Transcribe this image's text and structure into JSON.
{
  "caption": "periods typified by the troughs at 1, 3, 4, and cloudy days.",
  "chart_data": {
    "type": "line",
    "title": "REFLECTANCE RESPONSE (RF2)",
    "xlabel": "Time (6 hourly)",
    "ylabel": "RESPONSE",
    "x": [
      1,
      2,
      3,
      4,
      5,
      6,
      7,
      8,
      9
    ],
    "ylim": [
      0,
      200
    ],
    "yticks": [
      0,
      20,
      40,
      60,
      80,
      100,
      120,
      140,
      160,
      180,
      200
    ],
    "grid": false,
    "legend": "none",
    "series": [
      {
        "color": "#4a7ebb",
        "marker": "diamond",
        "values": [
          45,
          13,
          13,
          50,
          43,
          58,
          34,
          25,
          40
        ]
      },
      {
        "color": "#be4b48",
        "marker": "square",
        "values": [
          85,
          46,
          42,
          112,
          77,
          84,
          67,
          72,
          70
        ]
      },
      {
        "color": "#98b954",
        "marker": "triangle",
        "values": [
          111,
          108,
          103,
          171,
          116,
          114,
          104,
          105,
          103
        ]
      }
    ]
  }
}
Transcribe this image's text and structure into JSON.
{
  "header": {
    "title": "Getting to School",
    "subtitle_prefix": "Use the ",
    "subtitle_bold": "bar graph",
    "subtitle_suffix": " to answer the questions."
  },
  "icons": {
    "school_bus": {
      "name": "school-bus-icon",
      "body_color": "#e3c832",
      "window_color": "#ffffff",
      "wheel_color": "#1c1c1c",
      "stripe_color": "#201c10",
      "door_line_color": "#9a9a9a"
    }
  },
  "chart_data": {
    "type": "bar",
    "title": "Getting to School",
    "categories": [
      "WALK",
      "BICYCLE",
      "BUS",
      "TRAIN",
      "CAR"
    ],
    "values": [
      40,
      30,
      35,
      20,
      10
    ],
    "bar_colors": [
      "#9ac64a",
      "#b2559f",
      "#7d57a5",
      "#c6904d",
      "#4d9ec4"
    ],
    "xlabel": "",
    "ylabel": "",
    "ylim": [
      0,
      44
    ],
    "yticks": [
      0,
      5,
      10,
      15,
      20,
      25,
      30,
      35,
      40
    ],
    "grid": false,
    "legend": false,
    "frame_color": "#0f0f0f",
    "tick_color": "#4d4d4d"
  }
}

▸ **INSTRUCTIONS TO FOLLOW**
Word for word, restate all of the data shown above.

▸ **SOLUTION**
Transcribe this image's text and structure into JSON.
{
  "caption": "periods typified by the troughs at 1, 3, 4, and cloudy days.",
  "chart_data": {
    "type": "line",
    "title": "REFLECTANCE RESPONSE (RF2)",
    "xlabel": "Time (6 hourly)",
    "ylabel": "RESPONSE",
    "x": [
      1,
      2,
      3,
      4,
      5,
      6,
      7,
      8,
      9
    ],
    "ylim": [
      0,
      200
    ],
    "yticks": [
      0,
      20,
      40,
      60,
      80,
      100,
      120,
      140,
      160,
      180,
      200
    ],
    "grid": false,
    "legend": "none",
    "series": [
      {
        "color": "#4a7ebb",
        "marker": "diamond",
        "values": [
          45,
          13,
          13,
          50,
          43,
          58,
          34,
          25,
          40
        ]
      },
      {
        "color": "#be4b48",
        "marker": "square",
        "values": [
          85,
          46,
          42,
          112,
          77,
          84,
          67,
          72,
          70
        ]
      },
      {
        "color": "#98b954",
        "marker": "triangle",
        "values": [
          111,
          108,
          103,
          171,
          116,
          114,
          104,
          105,
          103
        ]
      }
    ]
  }
}
Transcribe this image's text and structure into JSON.
{
  "header": {
    "title": "Getting to School",
    "subtitle_prefix": "Use the ",
    "subtitle_bold": "bar graph",
    "subtitle_suffix": " to answer the questions."
  },
  "icons": {
    "school_bus": {
      "name": "school-bus-icon",
      "body_color": "#e3c832",
      "window_color": "#ffffff",
      "wheel_color": "#1c1c1c",
      "stripe_color": "#201c10",
      "door_line_color": "#9a9a9a"
    }
  },
  "chart_data": {
    "type": "bar",
    "title": "Getting to School",
    "categories": [
      "WALK",
      "BICYCLE",
      "BUS",
      "TRAIN",
      "CAR"
    ],
    "values": [
      40,
      30,
      35,
      20,
      10
    ],
    "bar_colors": [
      "#9ac64a",
      "#b2559f",
      "#7d57a5",
      "#c6904d",
      "#4d9ec4"
    ],
    "xlabel": "",
    "ylabel": "",
    "ylim": [
      0,
      44
    ],
    "yticks": [
      0,
      5,
      10,
      15,
      20,
      25,
      30,
      35,
      40
    ],
    "grid": false,
    "legend": false,
    "frame_color": "#0f0f0f",
    "tick_color": "#4d4d4d"
  }
}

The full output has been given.